------ SUPPLIED DATA ------

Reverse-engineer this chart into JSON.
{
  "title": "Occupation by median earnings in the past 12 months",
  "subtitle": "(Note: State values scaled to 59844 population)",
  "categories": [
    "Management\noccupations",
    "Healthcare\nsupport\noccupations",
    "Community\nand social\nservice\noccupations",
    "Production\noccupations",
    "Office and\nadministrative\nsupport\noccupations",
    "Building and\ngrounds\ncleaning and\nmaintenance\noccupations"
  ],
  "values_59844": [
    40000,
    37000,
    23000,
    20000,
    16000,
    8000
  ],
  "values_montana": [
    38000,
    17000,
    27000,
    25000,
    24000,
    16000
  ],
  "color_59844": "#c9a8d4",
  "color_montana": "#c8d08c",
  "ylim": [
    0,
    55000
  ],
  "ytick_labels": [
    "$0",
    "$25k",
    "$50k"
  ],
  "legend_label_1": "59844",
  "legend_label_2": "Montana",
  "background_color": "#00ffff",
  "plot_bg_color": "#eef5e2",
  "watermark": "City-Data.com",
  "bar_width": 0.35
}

------
------ SUPPLIED DATA ------

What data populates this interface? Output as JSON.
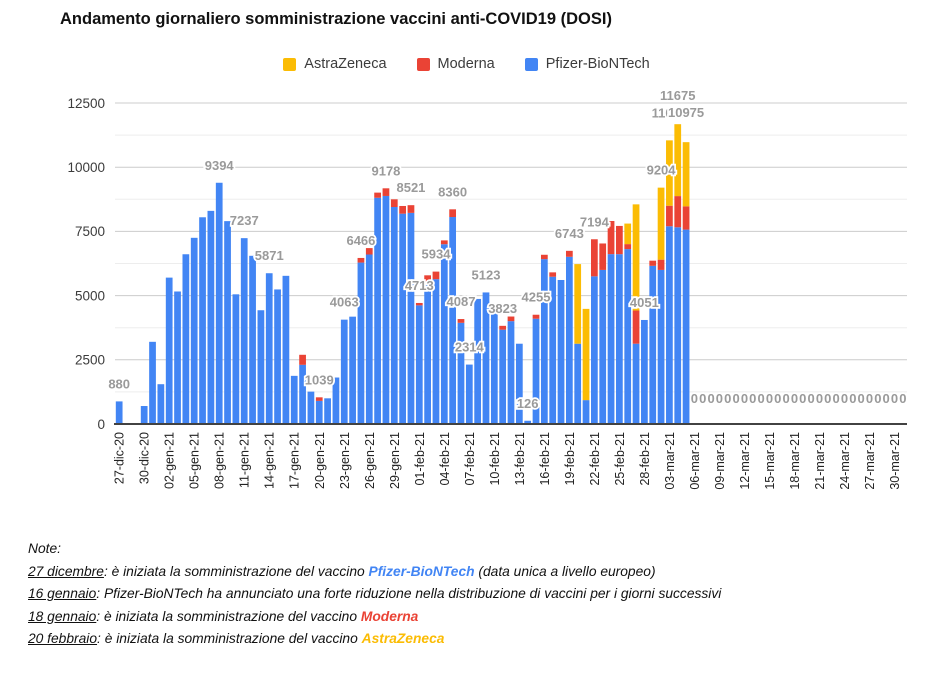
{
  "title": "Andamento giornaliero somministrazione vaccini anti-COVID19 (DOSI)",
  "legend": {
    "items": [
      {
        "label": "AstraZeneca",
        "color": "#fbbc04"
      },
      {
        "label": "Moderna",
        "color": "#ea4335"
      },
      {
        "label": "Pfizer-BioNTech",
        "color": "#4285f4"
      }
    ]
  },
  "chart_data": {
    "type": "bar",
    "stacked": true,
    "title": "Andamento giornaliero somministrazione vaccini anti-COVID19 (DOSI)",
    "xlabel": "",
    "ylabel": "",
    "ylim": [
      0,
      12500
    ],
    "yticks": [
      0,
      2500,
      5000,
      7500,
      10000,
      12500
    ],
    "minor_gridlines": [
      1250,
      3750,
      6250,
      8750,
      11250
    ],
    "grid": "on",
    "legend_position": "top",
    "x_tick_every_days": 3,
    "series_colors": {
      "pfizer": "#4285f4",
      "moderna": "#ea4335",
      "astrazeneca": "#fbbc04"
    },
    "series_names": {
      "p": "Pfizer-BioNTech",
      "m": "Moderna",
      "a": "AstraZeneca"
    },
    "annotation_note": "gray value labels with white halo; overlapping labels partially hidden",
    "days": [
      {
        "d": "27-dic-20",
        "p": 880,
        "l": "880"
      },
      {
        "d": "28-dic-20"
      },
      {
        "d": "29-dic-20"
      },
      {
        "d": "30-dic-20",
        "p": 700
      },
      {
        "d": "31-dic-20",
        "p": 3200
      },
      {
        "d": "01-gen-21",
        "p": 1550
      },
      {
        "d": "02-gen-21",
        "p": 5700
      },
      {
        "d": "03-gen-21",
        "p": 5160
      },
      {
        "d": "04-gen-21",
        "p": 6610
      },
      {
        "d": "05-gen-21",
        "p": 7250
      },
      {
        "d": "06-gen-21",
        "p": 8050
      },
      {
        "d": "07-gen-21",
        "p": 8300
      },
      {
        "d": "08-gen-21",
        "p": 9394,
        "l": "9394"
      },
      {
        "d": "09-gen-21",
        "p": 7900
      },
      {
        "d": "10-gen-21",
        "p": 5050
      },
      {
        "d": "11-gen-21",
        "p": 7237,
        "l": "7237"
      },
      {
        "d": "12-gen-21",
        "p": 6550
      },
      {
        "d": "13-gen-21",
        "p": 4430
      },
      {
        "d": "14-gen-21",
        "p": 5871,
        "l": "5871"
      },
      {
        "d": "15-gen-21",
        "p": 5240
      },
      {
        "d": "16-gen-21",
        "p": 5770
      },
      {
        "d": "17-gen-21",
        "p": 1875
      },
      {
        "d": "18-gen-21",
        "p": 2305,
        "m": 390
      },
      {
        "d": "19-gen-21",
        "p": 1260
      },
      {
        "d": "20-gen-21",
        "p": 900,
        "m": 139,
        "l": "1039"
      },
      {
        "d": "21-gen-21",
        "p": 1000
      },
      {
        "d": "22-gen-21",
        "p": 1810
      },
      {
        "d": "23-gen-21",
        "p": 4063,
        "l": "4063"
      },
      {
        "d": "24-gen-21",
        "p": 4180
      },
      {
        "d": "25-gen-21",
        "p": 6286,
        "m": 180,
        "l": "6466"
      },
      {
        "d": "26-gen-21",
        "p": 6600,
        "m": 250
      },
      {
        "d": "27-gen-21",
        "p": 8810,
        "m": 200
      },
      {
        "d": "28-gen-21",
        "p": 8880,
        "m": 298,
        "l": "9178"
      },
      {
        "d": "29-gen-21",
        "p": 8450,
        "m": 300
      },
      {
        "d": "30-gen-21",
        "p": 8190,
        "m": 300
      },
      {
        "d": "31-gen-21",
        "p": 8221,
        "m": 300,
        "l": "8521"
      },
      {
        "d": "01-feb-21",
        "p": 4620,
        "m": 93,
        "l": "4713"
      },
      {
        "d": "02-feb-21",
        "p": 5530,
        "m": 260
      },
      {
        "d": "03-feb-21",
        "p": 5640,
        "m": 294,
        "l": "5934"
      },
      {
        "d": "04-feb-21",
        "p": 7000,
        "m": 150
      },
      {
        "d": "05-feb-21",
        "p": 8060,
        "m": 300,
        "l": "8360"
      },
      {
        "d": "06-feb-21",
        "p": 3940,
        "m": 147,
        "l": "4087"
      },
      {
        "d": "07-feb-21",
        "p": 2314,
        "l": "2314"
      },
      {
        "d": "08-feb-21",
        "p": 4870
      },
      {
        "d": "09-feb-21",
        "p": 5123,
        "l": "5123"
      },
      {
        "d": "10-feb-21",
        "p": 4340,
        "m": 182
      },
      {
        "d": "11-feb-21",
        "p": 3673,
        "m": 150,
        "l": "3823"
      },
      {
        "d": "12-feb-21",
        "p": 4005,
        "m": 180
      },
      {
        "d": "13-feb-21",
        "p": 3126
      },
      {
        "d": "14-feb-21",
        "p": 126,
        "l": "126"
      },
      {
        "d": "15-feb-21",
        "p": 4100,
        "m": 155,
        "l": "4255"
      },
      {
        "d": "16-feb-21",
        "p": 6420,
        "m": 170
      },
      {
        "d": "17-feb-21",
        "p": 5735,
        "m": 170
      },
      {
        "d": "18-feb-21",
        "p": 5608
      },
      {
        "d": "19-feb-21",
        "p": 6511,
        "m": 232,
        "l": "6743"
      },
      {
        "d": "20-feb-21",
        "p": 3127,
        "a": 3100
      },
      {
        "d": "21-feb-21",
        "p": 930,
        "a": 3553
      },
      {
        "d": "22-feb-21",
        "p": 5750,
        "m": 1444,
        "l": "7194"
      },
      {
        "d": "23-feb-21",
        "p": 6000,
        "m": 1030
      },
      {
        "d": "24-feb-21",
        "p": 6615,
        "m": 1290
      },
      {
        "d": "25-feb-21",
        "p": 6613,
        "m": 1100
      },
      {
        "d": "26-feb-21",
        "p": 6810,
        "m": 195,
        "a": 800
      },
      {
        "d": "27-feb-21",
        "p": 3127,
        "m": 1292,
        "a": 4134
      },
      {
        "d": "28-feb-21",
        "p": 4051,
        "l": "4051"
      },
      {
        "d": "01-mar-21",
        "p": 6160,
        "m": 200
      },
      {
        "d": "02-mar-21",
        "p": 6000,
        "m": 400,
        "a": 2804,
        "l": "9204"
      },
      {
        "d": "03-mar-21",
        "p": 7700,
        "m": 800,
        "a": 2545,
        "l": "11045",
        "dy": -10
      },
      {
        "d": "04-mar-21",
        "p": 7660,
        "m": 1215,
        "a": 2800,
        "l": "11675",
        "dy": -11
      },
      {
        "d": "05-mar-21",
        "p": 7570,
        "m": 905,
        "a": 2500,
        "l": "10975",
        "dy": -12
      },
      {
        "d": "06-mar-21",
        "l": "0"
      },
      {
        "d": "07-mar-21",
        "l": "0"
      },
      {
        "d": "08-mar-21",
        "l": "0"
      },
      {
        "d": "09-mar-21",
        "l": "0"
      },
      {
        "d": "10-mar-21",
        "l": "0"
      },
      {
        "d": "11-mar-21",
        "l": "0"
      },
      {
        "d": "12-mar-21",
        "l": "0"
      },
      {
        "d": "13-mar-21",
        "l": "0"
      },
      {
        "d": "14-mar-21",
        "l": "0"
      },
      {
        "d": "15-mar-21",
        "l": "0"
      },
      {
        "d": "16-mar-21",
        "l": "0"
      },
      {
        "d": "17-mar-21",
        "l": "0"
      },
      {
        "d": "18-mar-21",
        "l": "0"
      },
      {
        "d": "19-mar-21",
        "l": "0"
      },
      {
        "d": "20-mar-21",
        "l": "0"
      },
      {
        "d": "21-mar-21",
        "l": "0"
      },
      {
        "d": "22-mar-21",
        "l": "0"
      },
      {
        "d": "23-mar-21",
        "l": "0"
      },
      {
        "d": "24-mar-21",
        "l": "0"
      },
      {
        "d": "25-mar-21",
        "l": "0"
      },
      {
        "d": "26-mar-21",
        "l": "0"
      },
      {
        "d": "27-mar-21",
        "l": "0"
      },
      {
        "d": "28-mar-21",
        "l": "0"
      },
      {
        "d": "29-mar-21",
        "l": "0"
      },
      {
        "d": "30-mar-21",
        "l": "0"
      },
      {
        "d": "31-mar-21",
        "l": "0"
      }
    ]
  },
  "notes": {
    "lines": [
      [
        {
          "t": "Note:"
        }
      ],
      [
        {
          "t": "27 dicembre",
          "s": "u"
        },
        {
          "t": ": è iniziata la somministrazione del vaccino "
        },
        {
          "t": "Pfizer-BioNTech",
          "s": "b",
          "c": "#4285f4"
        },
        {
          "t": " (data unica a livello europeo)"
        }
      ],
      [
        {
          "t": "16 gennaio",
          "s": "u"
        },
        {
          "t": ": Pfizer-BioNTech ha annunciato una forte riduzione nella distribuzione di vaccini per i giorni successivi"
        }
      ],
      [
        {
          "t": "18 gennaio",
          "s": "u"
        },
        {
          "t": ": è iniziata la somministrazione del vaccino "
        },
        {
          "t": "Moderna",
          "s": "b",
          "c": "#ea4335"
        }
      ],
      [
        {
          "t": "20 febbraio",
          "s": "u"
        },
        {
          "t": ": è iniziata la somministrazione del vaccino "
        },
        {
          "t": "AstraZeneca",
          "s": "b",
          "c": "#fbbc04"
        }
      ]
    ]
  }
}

------
------ SUPPLIED DATA ------

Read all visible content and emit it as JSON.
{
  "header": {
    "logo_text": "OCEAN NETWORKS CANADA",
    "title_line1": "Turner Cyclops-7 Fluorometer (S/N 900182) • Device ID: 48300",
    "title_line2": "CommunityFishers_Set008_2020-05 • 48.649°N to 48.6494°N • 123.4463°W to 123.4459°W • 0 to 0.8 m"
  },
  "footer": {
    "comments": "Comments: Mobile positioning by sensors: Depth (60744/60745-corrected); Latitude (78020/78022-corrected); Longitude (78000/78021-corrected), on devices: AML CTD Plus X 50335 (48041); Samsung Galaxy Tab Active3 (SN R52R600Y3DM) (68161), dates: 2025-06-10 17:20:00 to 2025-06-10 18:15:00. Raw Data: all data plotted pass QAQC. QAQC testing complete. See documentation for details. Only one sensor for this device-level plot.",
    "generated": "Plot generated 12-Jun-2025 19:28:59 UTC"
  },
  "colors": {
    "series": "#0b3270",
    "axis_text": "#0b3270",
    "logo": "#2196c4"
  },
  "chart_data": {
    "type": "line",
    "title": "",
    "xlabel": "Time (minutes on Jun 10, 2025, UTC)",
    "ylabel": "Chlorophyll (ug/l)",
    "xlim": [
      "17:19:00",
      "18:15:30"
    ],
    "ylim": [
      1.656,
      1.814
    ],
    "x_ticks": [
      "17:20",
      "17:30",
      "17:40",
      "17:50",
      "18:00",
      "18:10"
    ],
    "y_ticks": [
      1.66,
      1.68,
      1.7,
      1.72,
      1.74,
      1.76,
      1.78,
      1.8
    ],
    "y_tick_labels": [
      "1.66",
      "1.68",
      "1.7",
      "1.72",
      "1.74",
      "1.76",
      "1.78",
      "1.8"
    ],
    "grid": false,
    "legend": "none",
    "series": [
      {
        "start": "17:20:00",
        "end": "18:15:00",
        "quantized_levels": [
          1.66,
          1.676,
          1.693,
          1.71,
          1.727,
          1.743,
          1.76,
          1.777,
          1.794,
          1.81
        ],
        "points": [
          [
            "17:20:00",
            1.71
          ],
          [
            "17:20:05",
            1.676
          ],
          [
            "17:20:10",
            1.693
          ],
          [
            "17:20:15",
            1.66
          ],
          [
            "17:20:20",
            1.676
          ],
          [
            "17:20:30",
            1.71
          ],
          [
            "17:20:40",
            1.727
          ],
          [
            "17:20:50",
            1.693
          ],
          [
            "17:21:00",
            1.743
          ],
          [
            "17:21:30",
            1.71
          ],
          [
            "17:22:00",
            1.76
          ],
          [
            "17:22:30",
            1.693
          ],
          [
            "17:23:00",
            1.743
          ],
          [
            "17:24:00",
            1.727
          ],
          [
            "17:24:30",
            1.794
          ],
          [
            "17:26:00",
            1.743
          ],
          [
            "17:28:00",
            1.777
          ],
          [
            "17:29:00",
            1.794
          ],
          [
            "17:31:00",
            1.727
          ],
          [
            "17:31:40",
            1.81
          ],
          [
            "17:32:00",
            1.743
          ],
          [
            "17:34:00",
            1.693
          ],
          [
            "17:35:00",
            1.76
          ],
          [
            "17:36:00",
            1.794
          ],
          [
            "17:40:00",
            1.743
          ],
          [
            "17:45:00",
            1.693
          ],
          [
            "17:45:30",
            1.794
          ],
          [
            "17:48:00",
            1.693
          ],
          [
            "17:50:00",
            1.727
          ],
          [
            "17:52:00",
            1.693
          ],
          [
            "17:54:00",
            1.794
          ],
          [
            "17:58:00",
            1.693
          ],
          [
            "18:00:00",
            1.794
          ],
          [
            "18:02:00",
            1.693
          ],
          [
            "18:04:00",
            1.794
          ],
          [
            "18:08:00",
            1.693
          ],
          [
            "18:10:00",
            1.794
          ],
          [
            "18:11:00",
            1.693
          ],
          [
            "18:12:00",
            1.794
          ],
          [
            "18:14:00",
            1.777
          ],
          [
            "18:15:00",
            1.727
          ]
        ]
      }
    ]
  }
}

------

THE REQUEST: State how many lines in the records above contain the word "nsupport", giving only the number.

WRITTEN ANSWER: 2